* Exercise description
Find every line with "diet" in it, then report how many there are and nothing more.

[Part of a data file]
%%

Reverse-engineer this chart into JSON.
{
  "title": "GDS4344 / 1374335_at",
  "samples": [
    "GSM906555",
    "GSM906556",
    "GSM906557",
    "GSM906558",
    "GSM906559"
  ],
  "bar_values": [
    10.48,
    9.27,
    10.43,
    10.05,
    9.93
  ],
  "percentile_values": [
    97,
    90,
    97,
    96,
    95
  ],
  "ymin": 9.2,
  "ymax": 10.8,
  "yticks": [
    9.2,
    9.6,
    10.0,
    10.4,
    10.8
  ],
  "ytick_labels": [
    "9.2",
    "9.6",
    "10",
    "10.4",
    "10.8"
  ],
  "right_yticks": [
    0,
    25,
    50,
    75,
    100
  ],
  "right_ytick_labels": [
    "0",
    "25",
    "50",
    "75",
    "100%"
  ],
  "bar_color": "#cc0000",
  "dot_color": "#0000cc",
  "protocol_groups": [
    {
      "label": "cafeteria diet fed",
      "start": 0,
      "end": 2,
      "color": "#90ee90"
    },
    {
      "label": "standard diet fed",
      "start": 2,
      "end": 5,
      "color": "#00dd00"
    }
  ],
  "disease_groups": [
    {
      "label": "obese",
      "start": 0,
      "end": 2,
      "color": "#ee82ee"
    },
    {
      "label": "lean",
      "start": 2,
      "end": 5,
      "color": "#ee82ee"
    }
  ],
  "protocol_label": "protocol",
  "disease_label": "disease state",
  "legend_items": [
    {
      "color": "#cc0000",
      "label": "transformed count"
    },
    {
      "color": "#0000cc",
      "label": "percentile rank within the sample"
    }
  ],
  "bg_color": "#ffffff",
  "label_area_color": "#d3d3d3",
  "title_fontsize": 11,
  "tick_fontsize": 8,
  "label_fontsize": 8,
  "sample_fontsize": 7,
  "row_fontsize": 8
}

%%

* Result below
2